**DIRECTION:** Gather all lines from the material that contain the word "tersebut".

# Start of THE DATA

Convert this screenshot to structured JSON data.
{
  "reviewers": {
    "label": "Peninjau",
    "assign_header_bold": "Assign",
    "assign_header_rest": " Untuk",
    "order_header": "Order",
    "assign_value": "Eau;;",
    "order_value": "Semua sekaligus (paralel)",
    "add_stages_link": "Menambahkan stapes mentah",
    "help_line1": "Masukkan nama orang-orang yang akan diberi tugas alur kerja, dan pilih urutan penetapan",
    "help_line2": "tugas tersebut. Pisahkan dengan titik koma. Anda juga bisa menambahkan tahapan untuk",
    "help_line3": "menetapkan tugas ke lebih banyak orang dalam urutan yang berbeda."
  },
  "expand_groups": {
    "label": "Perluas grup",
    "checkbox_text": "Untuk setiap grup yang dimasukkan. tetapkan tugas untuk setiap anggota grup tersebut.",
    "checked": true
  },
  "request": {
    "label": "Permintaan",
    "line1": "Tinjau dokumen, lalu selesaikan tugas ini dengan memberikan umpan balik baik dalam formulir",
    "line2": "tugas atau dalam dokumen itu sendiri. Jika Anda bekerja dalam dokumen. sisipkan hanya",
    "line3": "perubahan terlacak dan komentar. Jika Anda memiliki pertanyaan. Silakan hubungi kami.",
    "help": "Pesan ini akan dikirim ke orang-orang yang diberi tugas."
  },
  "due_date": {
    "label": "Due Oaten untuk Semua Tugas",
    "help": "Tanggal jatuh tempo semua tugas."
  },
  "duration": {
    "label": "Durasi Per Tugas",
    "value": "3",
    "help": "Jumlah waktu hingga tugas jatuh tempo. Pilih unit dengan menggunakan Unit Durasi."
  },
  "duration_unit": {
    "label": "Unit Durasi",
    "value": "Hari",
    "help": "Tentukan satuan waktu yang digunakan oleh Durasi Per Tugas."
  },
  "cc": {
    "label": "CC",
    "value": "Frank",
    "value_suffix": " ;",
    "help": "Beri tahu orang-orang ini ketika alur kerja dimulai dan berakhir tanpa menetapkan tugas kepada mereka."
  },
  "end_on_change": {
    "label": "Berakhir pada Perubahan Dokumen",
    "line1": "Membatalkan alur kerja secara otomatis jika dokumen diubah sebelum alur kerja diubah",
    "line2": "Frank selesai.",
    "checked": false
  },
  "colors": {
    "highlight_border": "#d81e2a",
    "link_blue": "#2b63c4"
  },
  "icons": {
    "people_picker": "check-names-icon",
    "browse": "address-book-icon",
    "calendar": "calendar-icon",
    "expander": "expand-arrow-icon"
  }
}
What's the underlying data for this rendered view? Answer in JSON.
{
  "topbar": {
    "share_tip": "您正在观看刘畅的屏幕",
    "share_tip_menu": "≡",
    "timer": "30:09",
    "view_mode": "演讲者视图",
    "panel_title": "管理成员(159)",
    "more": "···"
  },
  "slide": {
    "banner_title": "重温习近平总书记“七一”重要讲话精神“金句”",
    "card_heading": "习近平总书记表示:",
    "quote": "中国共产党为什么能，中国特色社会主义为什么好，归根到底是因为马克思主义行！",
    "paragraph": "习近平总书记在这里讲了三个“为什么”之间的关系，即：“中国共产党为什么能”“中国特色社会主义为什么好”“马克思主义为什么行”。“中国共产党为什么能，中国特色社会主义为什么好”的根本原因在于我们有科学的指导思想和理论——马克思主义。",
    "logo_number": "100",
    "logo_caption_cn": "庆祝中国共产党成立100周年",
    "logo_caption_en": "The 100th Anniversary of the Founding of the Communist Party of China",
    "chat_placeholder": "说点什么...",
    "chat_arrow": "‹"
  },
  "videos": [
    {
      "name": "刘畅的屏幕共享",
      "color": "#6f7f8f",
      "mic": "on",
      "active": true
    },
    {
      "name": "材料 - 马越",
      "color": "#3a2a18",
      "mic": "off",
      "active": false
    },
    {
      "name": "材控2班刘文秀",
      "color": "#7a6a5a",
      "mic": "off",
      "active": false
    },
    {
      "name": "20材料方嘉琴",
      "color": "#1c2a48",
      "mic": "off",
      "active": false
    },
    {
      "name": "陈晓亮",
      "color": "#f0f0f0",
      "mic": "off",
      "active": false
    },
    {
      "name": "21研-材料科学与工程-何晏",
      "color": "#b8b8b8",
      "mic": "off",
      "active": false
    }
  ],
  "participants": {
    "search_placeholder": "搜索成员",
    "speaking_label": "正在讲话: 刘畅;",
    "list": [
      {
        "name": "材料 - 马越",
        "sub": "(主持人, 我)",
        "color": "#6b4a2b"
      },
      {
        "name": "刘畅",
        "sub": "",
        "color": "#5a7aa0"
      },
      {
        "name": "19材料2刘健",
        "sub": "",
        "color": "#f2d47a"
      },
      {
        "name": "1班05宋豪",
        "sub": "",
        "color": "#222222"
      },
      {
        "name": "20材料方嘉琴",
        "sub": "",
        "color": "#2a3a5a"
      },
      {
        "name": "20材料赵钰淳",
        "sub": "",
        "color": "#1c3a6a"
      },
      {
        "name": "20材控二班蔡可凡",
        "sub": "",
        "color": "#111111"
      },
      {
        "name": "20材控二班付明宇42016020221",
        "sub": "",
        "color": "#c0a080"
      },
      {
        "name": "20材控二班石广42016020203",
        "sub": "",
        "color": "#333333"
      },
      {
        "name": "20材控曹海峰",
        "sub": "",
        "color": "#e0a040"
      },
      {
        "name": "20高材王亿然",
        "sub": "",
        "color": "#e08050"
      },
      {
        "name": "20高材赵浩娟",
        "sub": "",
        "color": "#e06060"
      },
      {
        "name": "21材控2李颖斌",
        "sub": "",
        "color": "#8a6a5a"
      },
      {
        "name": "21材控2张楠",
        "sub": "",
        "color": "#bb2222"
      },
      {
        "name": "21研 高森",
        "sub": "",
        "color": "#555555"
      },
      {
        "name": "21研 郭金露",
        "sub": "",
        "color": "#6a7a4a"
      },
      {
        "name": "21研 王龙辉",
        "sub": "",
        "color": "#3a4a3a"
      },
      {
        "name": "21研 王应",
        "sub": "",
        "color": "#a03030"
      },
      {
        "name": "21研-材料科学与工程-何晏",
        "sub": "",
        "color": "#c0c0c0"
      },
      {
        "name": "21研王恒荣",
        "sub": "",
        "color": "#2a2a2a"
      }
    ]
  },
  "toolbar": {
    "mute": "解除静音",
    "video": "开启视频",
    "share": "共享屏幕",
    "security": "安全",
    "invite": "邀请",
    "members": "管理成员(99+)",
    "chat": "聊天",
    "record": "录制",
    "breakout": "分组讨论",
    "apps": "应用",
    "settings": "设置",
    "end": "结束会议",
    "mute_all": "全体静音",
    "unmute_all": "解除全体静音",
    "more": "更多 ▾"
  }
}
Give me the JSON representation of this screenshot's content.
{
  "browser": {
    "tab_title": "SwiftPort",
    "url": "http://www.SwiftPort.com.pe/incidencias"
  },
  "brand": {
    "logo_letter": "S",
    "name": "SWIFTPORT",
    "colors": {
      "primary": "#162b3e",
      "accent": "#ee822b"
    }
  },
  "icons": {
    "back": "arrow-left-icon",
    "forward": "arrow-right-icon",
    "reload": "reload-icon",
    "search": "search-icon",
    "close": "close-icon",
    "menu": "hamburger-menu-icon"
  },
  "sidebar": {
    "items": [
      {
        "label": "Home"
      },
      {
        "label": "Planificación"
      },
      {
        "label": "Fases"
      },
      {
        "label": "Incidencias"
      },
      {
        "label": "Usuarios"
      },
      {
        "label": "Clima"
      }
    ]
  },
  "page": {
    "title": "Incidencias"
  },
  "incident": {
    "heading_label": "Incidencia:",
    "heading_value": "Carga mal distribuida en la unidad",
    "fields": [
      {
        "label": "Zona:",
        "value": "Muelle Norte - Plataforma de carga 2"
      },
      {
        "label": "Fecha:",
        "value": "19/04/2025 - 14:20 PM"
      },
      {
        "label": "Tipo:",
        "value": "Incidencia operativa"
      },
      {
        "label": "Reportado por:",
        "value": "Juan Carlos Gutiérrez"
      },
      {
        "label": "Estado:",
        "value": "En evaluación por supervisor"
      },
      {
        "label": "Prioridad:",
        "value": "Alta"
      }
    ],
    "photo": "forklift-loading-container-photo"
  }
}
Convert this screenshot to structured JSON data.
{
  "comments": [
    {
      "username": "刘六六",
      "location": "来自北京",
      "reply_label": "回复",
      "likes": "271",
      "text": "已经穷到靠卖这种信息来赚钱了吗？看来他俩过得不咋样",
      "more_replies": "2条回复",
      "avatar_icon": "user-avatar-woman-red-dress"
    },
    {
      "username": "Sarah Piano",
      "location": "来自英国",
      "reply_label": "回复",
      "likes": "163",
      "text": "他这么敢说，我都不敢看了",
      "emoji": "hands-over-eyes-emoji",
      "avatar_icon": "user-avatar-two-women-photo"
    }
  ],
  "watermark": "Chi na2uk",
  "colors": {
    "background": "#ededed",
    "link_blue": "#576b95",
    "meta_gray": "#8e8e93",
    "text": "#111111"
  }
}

# End of THE DATA

**FINISHED TASK:**
    "help_line2": "tugas tersebut. Pisahkan dengan titik koma. Anda juga bisa menambahkan tahapan untuk",
    "checkbox_text": "Untuk setiap grup yang dimasukkan. tetapkan tugas untuk setiap anggota grup tersebut.",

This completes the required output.